# EXTRACTED RECORDS
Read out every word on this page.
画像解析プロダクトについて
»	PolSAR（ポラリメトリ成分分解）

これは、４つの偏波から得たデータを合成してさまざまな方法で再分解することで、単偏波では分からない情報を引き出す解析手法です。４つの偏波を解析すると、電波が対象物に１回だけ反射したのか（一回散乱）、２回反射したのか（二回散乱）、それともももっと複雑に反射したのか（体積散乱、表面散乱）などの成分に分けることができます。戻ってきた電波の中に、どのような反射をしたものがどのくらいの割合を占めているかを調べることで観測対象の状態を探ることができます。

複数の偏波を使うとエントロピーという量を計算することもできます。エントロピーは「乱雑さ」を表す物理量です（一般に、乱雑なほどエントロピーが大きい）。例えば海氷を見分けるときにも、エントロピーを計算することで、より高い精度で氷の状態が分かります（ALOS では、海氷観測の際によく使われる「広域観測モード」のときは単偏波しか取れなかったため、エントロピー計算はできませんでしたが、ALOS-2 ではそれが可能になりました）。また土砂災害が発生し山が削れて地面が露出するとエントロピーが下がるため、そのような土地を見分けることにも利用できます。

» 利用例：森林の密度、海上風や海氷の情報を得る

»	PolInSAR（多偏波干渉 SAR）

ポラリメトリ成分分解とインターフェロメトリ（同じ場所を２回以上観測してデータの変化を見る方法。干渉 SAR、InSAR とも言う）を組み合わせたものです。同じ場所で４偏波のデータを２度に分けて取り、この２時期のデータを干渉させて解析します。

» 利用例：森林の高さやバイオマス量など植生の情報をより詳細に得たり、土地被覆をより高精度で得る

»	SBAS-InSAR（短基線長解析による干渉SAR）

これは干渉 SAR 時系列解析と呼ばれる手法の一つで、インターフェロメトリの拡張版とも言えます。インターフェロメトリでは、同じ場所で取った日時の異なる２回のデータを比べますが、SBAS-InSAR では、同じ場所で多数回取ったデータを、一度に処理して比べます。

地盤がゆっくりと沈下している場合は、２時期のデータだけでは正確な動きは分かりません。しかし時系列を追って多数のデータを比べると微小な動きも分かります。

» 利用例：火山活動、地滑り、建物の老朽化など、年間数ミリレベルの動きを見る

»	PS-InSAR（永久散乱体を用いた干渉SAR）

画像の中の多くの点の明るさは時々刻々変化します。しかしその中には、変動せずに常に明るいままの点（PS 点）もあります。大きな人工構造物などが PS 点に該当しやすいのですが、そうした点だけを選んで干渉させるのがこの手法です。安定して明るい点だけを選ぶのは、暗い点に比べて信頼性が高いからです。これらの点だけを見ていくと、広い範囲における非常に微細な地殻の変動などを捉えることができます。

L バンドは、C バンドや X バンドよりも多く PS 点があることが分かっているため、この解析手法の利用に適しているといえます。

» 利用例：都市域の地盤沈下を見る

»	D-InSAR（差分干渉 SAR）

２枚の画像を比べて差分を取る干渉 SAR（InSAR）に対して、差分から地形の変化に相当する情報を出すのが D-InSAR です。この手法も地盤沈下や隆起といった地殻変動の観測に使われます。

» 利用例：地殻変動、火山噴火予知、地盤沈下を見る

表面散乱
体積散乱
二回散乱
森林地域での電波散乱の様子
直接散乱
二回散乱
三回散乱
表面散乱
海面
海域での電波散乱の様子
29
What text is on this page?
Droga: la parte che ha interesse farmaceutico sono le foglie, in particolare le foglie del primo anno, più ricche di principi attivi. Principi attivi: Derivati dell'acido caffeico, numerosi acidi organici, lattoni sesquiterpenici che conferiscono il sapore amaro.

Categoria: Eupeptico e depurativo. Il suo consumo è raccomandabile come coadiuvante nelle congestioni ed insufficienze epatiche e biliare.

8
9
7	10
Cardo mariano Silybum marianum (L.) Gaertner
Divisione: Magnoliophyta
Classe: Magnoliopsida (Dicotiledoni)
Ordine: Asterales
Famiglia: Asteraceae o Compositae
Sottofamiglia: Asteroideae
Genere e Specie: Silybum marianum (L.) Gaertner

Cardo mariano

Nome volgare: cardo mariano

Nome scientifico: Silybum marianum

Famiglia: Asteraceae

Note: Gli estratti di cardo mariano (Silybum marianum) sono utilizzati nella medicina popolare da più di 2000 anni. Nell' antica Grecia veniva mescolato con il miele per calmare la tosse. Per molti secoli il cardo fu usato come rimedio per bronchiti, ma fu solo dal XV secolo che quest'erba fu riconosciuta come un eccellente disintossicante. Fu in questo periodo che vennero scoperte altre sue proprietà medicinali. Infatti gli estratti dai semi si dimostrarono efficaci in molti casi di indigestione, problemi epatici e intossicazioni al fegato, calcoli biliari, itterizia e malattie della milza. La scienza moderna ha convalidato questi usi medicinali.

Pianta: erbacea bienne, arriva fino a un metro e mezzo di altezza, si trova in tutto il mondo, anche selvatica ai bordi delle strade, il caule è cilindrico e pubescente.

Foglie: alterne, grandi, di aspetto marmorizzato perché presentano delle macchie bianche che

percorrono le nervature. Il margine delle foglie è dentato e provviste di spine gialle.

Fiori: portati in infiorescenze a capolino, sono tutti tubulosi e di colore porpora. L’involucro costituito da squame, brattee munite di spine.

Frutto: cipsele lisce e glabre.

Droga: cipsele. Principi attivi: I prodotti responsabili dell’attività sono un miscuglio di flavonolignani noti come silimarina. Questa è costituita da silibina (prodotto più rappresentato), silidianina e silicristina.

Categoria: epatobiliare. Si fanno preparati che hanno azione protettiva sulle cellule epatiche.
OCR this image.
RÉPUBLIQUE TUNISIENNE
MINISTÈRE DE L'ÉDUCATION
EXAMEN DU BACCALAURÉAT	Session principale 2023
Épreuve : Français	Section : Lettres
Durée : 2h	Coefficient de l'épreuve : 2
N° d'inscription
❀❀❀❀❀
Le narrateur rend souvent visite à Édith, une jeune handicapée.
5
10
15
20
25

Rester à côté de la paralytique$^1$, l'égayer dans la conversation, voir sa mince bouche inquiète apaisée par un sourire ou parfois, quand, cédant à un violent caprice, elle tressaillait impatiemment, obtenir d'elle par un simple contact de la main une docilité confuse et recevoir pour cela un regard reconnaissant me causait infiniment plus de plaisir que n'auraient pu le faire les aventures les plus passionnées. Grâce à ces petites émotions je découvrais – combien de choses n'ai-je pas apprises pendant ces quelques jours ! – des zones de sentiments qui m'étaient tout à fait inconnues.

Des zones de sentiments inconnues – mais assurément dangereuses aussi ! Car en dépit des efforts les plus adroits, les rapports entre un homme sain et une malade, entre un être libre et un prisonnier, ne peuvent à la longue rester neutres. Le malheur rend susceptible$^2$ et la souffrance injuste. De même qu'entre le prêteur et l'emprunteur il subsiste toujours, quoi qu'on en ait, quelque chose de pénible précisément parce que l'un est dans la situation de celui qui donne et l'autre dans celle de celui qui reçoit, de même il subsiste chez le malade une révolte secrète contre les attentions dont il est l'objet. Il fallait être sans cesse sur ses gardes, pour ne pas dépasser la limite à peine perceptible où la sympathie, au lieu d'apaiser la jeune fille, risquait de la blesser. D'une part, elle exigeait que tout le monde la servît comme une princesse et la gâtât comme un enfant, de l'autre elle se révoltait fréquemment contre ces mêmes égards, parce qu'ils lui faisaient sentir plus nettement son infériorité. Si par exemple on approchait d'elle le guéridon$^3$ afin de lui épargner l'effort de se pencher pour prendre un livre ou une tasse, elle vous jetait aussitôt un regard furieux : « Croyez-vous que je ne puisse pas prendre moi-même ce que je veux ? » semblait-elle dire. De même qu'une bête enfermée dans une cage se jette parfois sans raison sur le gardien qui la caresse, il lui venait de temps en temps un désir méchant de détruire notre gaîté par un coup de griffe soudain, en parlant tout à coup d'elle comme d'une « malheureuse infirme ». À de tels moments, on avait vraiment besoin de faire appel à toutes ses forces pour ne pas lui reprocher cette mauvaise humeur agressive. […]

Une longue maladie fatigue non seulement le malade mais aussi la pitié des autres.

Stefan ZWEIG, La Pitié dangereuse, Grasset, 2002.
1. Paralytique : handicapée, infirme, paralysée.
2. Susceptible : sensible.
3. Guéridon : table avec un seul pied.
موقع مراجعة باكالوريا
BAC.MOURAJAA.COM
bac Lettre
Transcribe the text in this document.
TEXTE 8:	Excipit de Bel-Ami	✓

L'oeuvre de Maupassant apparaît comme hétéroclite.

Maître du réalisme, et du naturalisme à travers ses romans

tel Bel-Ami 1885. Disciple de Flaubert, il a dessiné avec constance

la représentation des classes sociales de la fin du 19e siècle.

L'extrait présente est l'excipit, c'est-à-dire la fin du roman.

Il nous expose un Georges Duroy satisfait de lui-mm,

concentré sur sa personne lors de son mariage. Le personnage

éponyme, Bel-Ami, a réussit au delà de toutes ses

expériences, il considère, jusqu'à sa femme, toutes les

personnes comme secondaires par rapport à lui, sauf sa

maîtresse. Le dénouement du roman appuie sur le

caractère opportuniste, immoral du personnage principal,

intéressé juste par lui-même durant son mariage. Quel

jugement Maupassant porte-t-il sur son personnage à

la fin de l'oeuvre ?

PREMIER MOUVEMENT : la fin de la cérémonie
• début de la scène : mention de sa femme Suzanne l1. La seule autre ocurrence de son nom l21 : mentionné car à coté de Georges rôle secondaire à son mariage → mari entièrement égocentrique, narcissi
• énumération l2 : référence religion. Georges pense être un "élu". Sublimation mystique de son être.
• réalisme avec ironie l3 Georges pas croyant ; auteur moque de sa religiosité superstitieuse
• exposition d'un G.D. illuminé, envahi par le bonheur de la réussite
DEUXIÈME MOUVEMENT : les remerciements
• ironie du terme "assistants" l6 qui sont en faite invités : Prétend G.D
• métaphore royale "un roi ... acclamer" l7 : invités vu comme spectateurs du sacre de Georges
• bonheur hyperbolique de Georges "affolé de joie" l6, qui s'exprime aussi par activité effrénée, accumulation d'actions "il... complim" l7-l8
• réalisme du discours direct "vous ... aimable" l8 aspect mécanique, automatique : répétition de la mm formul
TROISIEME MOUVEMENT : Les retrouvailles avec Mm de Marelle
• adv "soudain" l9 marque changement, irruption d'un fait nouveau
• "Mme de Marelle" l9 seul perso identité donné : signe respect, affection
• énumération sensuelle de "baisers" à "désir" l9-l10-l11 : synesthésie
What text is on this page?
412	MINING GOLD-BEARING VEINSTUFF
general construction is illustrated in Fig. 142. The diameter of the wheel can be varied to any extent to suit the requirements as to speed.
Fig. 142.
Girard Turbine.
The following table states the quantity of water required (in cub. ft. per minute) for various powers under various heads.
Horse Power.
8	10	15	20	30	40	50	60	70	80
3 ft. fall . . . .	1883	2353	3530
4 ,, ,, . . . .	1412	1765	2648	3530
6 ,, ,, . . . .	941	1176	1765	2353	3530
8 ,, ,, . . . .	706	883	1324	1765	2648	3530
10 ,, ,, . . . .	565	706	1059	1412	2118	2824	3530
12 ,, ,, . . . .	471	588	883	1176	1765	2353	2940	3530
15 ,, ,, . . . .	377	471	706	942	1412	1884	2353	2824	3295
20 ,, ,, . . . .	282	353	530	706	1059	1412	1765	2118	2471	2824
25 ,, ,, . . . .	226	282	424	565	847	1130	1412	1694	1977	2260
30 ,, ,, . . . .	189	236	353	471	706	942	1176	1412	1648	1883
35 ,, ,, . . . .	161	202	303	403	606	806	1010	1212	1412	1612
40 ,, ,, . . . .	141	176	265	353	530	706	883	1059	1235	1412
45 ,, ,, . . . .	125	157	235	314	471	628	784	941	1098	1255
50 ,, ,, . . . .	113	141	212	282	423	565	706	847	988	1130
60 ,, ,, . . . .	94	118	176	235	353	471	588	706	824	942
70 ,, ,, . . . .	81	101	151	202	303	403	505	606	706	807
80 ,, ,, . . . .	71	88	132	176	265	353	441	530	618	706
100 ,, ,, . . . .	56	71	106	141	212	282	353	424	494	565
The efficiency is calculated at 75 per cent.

# SET EXERCISE
Using the material above, gather every line that includes "cipsele".

# EXPECTED ANSWER
Frutto: cipsele lisce e glabre.
Droga: cipsele. Principi attivi: I prodotti responsabili dell’attività sono un miscuglio di flavonolignani noti come silimarina. Questa è costituita da silibina (prodotto più rappresentato), silidianina e silicristina.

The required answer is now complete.